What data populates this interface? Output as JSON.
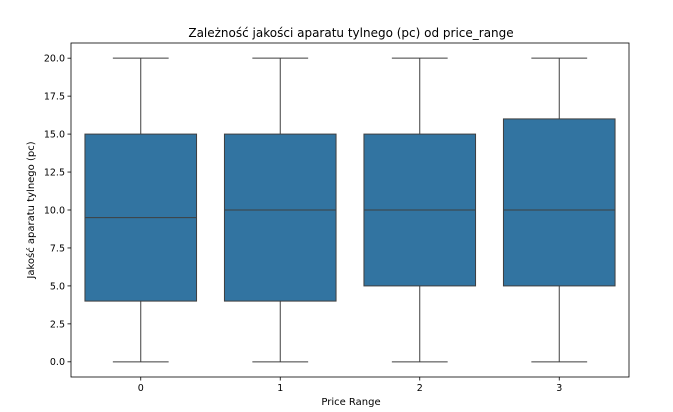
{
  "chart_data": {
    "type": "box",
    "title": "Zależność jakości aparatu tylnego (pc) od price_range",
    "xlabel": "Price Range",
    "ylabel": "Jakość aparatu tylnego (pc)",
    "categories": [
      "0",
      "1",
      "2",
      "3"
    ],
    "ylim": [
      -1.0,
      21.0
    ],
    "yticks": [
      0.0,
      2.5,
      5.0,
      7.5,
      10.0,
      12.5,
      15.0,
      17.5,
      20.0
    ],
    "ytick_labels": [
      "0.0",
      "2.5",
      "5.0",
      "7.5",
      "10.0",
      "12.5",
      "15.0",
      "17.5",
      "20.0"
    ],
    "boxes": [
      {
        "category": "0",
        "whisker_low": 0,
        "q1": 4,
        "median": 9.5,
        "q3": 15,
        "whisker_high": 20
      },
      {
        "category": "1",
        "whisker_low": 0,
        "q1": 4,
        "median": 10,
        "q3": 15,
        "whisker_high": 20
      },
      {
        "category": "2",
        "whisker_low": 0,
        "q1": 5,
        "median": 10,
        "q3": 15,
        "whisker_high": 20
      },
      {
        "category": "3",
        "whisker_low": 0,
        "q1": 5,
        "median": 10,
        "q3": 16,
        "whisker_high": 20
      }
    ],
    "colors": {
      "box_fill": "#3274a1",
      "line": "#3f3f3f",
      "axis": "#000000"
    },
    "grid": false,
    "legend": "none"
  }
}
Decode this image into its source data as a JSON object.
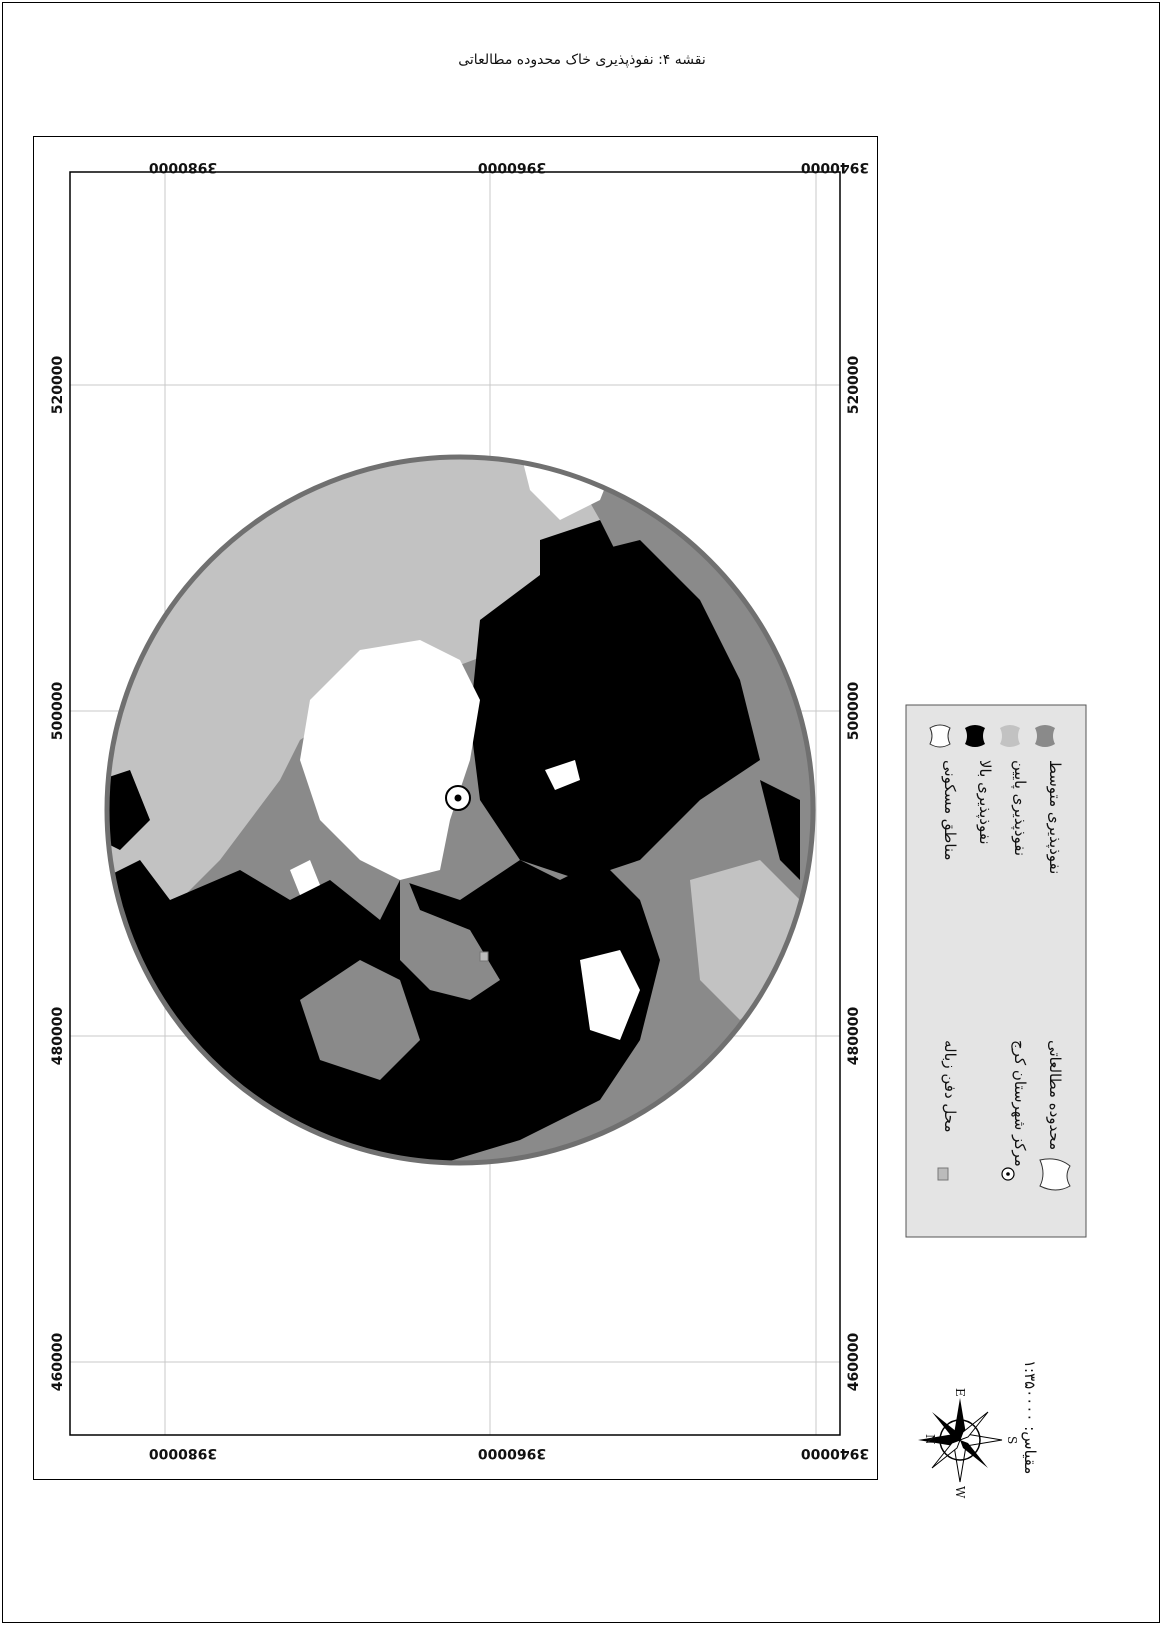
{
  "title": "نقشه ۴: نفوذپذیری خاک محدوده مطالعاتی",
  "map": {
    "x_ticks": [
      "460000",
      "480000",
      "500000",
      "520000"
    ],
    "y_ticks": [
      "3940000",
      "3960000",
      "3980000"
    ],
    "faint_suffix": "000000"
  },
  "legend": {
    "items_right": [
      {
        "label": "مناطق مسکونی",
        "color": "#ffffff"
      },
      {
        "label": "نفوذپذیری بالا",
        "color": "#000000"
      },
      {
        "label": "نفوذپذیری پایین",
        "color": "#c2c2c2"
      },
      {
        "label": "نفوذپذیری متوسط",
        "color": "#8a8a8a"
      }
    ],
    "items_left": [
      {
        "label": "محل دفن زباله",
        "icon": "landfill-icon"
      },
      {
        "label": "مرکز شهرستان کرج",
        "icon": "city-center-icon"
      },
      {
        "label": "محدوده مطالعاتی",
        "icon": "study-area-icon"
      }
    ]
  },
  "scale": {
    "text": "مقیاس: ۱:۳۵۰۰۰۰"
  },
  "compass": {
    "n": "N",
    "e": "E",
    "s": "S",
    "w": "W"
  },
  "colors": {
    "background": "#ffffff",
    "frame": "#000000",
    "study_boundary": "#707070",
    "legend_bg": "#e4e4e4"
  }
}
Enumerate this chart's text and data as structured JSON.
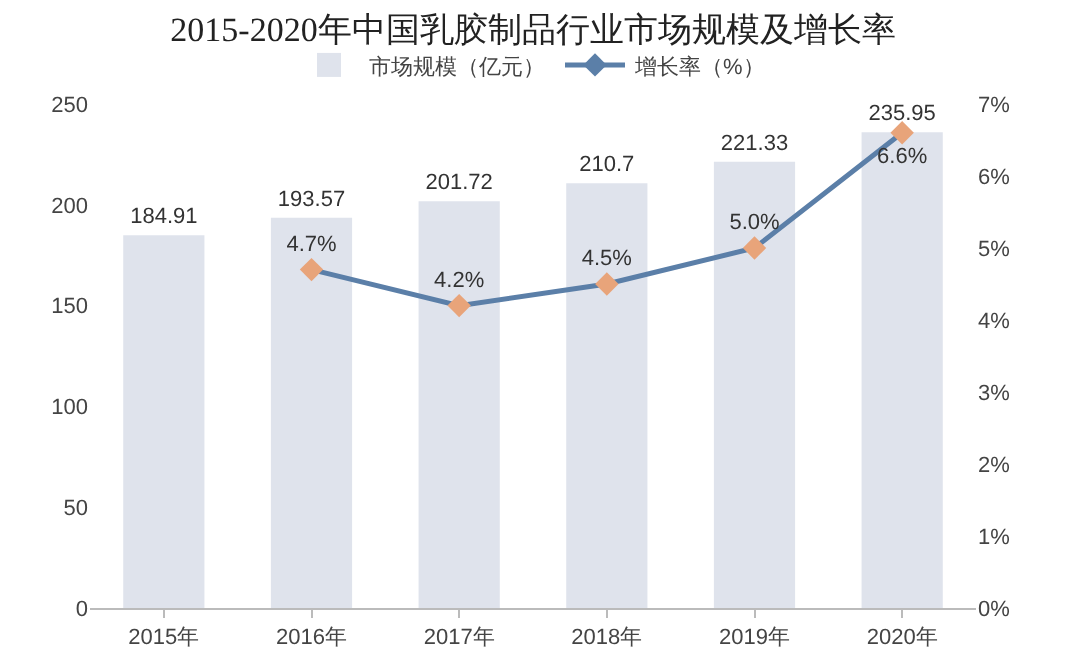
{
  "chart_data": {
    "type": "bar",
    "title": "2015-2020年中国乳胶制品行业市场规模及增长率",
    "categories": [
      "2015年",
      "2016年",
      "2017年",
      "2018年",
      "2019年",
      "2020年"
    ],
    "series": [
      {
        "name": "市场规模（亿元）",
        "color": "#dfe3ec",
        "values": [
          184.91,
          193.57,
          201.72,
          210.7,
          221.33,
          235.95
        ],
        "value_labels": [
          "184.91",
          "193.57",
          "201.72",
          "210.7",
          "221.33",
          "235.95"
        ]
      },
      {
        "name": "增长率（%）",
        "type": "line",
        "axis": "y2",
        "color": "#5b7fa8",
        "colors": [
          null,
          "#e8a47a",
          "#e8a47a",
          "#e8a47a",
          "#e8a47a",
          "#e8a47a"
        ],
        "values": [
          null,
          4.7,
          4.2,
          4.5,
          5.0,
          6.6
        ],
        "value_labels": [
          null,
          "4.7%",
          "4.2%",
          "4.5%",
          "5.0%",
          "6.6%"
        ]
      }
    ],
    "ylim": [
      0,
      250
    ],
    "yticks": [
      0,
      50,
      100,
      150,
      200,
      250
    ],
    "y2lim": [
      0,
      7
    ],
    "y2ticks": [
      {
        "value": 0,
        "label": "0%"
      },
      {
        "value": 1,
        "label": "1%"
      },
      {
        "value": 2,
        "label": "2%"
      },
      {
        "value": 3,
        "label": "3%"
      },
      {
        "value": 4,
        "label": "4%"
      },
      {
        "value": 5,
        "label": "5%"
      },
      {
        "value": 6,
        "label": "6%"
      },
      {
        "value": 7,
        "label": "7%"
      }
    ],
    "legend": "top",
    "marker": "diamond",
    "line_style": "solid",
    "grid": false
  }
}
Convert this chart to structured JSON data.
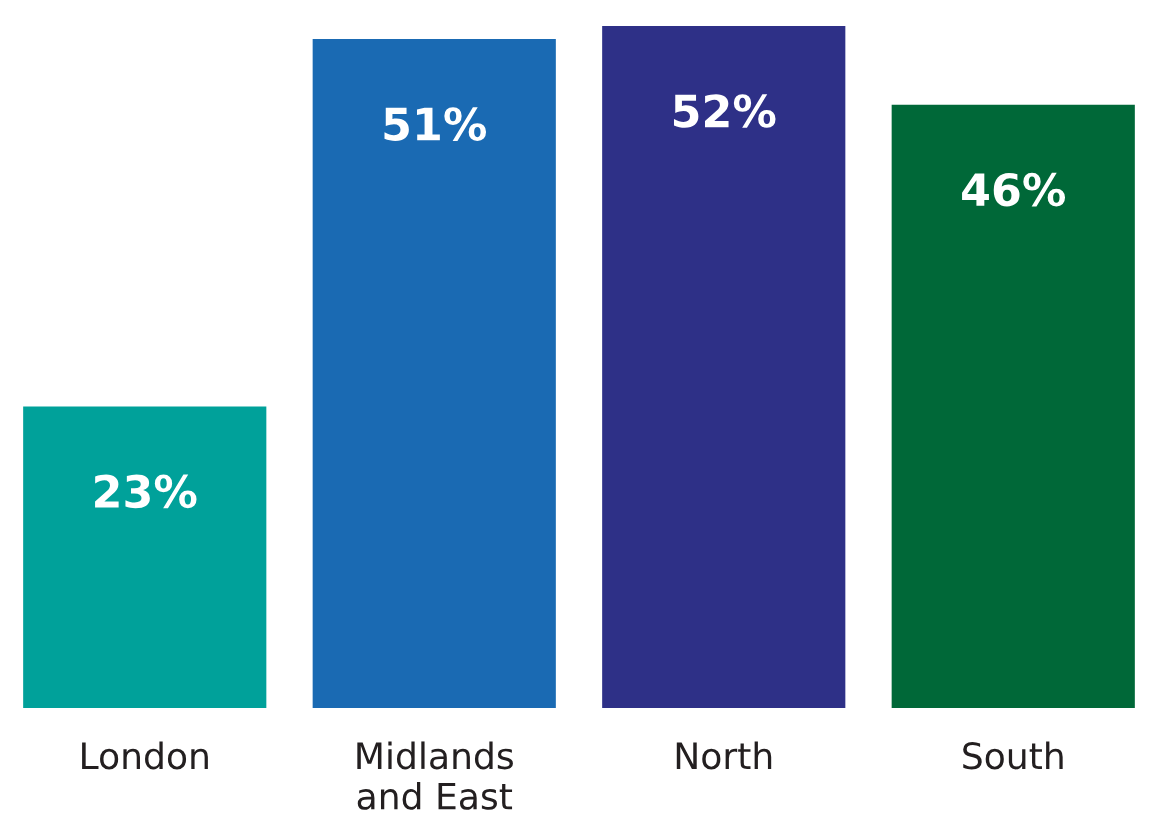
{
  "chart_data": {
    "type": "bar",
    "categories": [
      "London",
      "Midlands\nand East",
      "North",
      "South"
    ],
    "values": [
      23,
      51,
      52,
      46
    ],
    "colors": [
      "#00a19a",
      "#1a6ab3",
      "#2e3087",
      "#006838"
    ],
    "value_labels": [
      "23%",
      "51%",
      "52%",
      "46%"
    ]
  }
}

**DIRECTION**
State the number of lines in these entries that include the string "structured". Provide nothing beyond that number.

**COMPLETE OUTPUT**
2